Dataset listings of figures:
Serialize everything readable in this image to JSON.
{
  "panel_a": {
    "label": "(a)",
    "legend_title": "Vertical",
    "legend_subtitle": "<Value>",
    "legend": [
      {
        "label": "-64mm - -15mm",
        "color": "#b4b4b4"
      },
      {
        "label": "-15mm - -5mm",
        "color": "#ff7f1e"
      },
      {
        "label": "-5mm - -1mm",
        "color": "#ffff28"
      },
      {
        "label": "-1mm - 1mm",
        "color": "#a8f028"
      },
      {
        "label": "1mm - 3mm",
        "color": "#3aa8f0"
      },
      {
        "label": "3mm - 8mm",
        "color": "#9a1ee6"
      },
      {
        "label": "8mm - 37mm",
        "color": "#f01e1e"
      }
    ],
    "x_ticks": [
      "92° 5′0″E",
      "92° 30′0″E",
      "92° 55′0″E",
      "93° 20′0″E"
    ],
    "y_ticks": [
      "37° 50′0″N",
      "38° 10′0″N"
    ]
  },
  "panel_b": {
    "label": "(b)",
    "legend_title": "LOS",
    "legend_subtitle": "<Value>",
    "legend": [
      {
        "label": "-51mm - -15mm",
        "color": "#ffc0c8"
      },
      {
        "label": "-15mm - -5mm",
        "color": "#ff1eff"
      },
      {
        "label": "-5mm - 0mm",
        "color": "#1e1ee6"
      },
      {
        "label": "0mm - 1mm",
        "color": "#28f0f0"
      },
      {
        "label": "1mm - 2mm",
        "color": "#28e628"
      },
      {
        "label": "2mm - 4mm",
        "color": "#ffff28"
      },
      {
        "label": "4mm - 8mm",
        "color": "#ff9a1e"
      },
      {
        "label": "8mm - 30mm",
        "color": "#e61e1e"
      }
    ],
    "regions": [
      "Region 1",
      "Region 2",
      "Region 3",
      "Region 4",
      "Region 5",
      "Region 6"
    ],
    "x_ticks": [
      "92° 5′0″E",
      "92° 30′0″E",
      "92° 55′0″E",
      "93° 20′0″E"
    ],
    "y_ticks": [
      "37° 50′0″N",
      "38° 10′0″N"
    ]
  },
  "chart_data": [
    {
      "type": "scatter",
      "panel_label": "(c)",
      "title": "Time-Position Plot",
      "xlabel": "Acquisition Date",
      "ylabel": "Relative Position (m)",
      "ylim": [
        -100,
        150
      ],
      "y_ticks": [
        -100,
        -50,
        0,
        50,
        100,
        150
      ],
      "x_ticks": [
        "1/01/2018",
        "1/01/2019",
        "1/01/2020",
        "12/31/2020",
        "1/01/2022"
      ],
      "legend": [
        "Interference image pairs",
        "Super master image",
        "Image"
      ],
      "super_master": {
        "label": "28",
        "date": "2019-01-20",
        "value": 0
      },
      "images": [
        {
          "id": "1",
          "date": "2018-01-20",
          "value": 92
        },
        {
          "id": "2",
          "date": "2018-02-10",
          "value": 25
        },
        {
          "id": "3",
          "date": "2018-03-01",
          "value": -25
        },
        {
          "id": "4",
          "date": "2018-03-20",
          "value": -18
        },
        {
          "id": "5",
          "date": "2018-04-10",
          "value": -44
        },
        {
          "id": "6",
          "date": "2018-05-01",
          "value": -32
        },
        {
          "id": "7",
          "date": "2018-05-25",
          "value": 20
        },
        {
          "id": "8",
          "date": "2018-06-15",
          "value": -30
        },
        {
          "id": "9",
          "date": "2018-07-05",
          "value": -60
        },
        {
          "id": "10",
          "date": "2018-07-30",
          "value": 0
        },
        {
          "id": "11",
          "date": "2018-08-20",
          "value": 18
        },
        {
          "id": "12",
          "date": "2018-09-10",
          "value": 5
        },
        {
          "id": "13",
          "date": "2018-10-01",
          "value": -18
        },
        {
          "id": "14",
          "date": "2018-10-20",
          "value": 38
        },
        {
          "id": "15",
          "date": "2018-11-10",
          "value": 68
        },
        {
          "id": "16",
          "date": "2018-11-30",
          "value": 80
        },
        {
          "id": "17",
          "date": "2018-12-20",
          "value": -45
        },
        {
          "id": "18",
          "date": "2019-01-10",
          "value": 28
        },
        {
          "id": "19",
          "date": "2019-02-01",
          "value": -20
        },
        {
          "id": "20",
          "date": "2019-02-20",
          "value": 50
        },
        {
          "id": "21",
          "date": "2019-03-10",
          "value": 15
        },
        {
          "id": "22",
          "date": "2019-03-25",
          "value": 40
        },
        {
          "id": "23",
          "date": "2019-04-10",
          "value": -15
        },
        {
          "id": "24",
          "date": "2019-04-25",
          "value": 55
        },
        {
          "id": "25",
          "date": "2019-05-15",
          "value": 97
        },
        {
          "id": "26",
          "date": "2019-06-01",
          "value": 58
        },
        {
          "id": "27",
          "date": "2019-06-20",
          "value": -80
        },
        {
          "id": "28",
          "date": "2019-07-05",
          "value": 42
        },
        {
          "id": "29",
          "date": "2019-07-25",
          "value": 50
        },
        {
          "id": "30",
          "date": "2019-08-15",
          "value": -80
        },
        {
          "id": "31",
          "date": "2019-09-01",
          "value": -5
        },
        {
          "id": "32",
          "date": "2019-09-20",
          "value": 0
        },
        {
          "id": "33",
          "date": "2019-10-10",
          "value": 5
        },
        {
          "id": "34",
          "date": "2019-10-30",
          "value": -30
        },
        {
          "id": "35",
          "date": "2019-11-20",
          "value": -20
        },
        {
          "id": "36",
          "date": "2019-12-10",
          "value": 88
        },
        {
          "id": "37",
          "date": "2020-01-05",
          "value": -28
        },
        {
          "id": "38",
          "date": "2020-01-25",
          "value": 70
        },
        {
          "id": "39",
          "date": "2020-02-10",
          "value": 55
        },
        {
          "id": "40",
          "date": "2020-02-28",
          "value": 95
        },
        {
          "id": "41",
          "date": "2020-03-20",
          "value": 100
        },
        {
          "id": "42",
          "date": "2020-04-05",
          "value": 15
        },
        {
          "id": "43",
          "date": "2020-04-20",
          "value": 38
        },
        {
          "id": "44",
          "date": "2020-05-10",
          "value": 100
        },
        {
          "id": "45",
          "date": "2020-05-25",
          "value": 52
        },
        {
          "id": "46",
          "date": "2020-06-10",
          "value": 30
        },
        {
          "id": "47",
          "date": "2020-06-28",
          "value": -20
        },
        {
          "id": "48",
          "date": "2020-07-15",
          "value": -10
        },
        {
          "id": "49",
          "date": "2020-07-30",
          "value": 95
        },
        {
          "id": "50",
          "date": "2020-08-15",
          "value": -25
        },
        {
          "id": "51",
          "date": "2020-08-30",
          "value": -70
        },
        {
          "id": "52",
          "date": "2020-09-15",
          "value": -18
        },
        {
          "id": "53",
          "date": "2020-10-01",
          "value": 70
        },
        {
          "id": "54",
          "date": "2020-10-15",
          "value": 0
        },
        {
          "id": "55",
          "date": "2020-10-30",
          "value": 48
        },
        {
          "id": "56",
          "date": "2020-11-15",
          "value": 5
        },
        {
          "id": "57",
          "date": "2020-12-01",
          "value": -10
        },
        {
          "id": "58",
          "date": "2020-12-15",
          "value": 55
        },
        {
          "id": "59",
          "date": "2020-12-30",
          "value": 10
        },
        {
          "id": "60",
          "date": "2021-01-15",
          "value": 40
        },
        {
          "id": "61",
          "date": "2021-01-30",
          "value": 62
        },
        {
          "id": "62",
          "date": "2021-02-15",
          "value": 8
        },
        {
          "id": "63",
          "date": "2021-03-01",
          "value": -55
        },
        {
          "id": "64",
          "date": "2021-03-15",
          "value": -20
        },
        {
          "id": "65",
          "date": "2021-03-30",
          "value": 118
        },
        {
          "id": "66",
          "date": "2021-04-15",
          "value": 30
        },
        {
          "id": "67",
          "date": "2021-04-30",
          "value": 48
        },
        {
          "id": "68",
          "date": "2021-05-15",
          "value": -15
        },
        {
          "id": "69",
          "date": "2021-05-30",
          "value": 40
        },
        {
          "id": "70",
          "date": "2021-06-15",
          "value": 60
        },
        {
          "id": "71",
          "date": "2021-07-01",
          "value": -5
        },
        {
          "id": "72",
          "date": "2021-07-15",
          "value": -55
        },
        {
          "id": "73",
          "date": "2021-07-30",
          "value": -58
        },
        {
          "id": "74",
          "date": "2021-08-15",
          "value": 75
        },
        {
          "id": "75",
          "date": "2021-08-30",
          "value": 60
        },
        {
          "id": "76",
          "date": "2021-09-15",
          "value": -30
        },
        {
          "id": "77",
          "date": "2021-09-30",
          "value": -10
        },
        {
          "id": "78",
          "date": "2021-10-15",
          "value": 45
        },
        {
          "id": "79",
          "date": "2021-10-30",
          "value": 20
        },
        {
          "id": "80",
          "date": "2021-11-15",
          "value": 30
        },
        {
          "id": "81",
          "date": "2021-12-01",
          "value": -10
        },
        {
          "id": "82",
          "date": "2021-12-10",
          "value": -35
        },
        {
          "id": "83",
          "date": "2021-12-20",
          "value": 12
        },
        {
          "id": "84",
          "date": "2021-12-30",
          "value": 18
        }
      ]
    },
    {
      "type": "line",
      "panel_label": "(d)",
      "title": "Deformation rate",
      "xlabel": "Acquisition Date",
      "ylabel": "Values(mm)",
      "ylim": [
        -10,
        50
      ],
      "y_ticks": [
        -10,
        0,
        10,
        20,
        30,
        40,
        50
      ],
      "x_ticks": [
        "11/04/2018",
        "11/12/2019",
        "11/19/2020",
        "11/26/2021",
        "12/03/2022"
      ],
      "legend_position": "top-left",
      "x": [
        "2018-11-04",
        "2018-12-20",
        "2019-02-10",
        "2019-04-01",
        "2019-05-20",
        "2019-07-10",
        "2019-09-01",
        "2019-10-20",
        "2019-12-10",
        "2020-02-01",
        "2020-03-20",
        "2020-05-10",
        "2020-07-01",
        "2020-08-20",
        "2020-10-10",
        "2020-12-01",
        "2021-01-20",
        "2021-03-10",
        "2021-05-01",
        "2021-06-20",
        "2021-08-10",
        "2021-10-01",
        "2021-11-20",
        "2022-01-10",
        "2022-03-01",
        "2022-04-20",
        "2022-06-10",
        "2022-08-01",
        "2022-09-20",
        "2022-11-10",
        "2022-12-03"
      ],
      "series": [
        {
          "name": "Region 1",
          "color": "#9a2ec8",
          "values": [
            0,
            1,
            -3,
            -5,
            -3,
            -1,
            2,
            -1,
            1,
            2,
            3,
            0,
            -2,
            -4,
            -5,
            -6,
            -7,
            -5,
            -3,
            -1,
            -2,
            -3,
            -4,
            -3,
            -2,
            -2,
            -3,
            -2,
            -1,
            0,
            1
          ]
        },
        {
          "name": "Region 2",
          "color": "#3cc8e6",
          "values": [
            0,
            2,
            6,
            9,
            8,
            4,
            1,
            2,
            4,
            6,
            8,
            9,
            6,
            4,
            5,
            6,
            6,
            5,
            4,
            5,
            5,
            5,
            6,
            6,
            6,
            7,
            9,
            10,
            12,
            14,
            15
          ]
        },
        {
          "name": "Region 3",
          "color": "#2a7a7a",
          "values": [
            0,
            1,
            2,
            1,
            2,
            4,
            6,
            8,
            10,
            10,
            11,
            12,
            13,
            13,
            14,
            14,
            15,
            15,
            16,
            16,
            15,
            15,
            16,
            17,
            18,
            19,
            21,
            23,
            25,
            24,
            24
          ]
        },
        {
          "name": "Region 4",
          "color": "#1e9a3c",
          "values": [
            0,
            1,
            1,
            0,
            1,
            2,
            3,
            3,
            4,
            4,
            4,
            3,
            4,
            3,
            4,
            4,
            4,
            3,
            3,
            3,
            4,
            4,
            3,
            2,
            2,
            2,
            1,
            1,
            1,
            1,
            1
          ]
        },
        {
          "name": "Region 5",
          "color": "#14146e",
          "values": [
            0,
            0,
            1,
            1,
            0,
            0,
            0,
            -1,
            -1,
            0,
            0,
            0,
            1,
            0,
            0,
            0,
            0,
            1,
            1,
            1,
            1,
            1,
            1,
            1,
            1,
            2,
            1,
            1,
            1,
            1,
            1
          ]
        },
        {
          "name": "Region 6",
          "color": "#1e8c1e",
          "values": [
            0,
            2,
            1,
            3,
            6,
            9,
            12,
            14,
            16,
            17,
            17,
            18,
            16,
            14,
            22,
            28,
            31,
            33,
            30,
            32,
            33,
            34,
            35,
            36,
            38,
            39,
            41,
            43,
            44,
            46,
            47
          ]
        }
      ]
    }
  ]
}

_CHALLENGE_.
Note every line above where the string "name" shows up, and copy those lines.

_THE REPLY_.
          "name": "Region 1",
          "name": "Region 2",
          "name": "Region 3",
          "name": "Region 4",
          "name": "Region 5",
          "name": "Region 6",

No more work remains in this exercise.